PROBLEM TO SOLVE:
Quote the data below in full, please, without altering anything.
--- BEGIN MATERIAL FOR THE TASK ---
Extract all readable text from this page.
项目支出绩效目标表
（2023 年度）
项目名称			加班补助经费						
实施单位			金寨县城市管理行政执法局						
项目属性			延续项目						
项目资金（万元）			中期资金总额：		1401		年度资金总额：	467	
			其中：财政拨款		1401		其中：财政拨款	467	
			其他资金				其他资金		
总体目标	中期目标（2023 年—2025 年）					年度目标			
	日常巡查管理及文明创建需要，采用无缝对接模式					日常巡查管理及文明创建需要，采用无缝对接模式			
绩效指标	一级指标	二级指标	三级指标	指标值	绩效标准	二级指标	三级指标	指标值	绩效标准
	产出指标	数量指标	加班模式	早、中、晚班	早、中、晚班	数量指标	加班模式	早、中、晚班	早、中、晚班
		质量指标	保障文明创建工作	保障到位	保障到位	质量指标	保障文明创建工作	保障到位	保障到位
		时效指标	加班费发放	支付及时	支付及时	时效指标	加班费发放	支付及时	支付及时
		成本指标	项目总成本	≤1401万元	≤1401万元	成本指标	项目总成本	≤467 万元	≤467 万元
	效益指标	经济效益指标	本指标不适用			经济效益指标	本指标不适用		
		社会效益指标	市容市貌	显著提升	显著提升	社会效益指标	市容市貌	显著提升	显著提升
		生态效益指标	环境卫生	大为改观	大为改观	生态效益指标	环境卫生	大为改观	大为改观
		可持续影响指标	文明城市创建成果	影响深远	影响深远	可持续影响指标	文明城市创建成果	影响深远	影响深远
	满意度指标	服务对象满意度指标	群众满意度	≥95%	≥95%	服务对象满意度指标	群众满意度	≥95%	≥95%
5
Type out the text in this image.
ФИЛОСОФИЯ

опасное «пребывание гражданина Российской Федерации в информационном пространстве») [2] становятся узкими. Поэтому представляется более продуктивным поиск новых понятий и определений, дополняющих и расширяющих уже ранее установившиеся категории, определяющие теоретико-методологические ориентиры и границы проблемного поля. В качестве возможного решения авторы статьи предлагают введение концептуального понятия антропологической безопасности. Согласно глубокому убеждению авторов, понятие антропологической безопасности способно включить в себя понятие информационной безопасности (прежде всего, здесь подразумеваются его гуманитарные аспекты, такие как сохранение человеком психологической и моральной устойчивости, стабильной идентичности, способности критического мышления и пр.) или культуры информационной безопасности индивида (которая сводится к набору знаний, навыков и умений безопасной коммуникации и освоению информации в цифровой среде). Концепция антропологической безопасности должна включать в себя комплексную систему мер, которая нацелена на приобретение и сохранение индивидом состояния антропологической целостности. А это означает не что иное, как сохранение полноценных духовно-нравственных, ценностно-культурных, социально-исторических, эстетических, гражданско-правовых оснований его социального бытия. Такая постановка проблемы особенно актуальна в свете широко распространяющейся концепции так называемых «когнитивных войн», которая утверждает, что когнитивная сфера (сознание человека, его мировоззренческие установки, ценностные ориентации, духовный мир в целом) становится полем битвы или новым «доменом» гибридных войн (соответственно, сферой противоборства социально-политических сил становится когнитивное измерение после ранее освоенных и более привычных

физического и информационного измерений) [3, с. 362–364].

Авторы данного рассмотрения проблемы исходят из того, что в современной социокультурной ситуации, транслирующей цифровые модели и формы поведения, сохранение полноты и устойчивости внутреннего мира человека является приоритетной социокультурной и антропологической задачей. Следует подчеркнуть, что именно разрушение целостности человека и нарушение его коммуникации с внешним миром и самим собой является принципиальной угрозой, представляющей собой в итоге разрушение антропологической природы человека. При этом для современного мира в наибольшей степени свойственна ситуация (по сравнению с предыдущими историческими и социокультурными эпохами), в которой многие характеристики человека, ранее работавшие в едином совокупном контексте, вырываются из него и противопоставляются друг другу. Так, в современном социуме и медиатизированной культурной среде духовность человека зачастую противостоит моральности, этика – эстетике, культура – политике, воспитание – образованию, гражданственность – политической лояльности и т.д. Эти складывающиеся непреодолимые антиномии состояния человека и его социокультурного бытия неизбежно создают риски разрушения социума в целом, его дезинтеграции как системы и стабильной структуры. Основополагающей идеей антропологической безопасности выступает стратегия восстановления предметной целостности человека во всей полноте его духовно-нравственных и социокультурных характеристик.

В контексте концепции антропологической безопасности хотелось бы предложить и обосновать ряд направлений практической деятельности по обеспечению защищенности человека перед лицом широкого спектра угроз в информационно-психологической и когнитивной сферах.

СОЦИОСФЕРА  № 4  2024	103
--- END MATERIAL FOR THE TASK ---
IN RESPONSE:
Extract all readable text from this page.
项目支出绩效目标表
（2023 年度）
项目名称			加班补助经费						
实施单位			金寨县城市管理行政执法局						
项目属性			延续项目						
项目资金（万元）			中期资金总额：		1401		年度资金总额：	467	
			其中：财政拨款		1401		其中：财政拨款	467	
			其他资金				其他资金		
总体目标	中期目标（2023 年—2025 年）					年度目标			
	日常巡查管理及文明创建需要，采用无缝对接模式					日常巡查管理及文明创建需要，采用无缝对接模式			
绩效指标	一级指标	二级指标	三级指标	指标值	绩效标准	二级指标	三级指标	指标值	绩效标准
	产出指标	数量指标	加班模式	早、中、晚班	早、中、晚班	数量指标	加班模式	早、中、晚班	早、中、晚班
		质量指标	保障文明创建工作	保障到位	保障到位	质量指标	保障文明创建工作	保障到位	保障到位
		时效指标	加班费发放	支付及时	支付及时	时效指标	加班费发放	支付及时	支付及时
		成本指标	项目总成本	≤1401万元	≤1401万元	成本指标	项目总成本	≤467 万元	≤467 万元
	效益指标	经济效益指标	本指标不适用			经济效益指标	本指标不适用		
		社会效益指标	市容市貌	显著提升	显著提升	社会效益指标	市容市貌	显著提升	显著提升
		生态效益指标	环境卫生	大为改观	大为改观	生态效益指标	环境卫生	大为改观	大为改观
		可持续影响指标	文明城市创建成果	影响深远	影响深远	可持续影响指标	文明城市创建成果	影响深远	影响深远
	满意度指标	服务对象满意度指标	群众满意度	≥95%	≥95%	服务对象满意度指标	群众满意度	≥95%	≥95%
5
Type out the text in this image.
ФИЛОСОФИЯ

опасное «пребывание гражданина Российской Федерации в информационном пространстве») [2] становятся узкими. Поэтому представляется более продуктивным поиск новых понятий и определений, дополняющих и расширяющих уже ранее установившиеся категории, определяющие теоретико-методологические ориентиры и границы проблемного поля. В качестве возможного решения авторы статьи предлагают введение концептуального понятия антропологической безопасности. Согласно глубокому убеждению авторов, понятие антропологической безопасности способно включить в себя понятие информационной безопасности (прежде всего, здесь подразумеваются его гуманитарные аспекты, такие как сохранение человеком психологической и моральной устойчивости, стабильной идентичности, способности критического мышления и пр.) или культуры информационной безопасности индивида (которая сводится к набору знаний, навыков и умений безопасной коммуникации и освоению информации в цифровой среде). Концепция антропологической безопасности должна включать в себя комплексную систему мер, которая нацелена на приобретение и сохранение индивидом состояния антропологической целостности. А это означает не что иное, как сохранение полноценных духовно-нравственных, ценностно-культурных, социально-исторических, эстетических, гражданско-правовых оснований его социального бытия. Такая постановка проблемы особенно актуальна в свете широко распространяющейся концепции так называемых «когнитивных войн», которая утверждает, что когнитивная сфера (сознание человека, его мировоззренческие установки, ценностные ориентации, духовный мир в целом) становится полем битвы или новым «доменом» гибридных войн (соответственно, сферой противоборства социально-политических сил становится когнитивное измерение после ранее освоенных и более привычных

физического и информационного измерений) [3, с. 362–364].

Авторы данного рассмотрения проблемы исходят из того, что в современной социокультурной ситуации, транслирующей цифровые модели и формы поведения, сохранение полноты и устойчивости внутреннего мира человека является приоритетной социокультурной и антропологической задачей. Следует подчеркнуть, что именно разрушение целостности человека и нарушение его коммуникации с внешним миром и самим собой является принципиальной угрозой, представляющей собой в итоге разрушение антропологической природы человека. При этом для современного мира в наибольшей степени свойственна ситуация (по сравнению с предыдущими историческими и социокультурными эпохами), в которой многие характеристики человека, ранее работавшие в едином совокупном контексте, вырываются из него и противопоставляются друг другу. Так, в современном социуме и медиатизированной культурной среде духовность человека зачастую противостоит моральности, этика – эстетике, культура – политике, воспитание – образованию, гражданственность – политической лояльности и т.д. Эти складывающиеся непреодолимые антиномии состояния человека и его социокультурного бытия неизбежно создают риски разрушения социума в целом, его дезинтеграции как системы и стабильной структуры. Основополагающей идеей антропологической безопасности выступает стратегия восстановления предметной целостности человека во всей полноте его духовно-нравственных и социокультурных характеристик.

В контексте концепции антропологической безопасности хотелось бы предложить и обосновать ряд направлений практической деятельности по обеспечению защищенности человека перед лицом широкого спектра угроз в информационно-психологической и когнитивной сферах.

СОЦИОСФЕРА  № 4  2024	103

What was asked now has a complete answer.